> [To do]:
List each line of the data that holds the string "message".

## Start

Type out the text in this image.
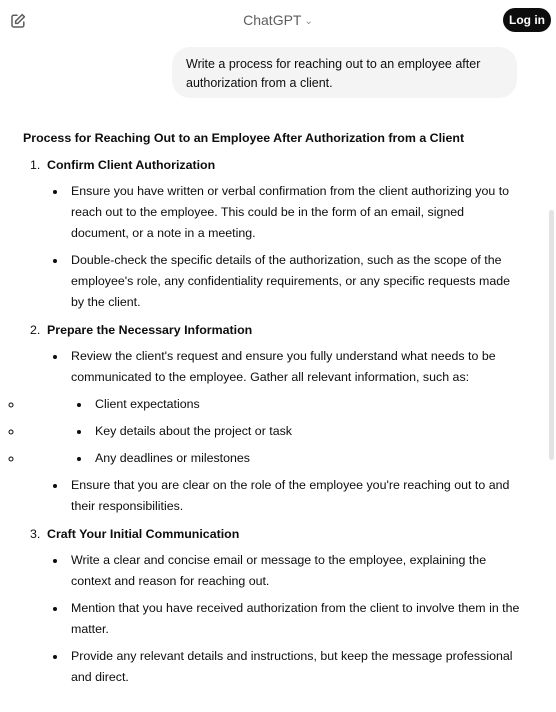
ChatGPT ⌄	Log in
Write a process for reaching out to an employee after authorization from a client.
Process for Reaching Out to an Employee After Authorization from a Client
1. Confirm Client Authorization
Ensure you have written or verbal confirmation from the client authorizing you to reach out to the employee. This could be in the form of an email, signed document, or a note in a meeting.
Double-check the specific details of the authorization, such as the scope of the employee's role, any confidentiality requirements, or any specific requests made by the client.
2. Prepare the Necessary Information
Review the client's request and ensure you fully understand what needs to be communicated to the employee. Gather all relevant information, such as:
◦ Client expectations
◦ Key details about the project or task
◦ Any deadlines or milestones
Ensure that you are clear on the role of the employee you're reaching out to and their responsibilities.
3. Craft Your Initial Communication
Write a clear and concise email or message to the employee, explaining the context and reason for reaching out.
Mention that you have received authorization from the client to involve them in the matter.
Provide any relevant details and instructions, but keep the message professional and direct.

## End

> [Solution below]:
Write a clear and concise email or message to the employee, explaining the context and reason for reaching out.
Provide any relevant details and instructions, but keep the message professional and direct.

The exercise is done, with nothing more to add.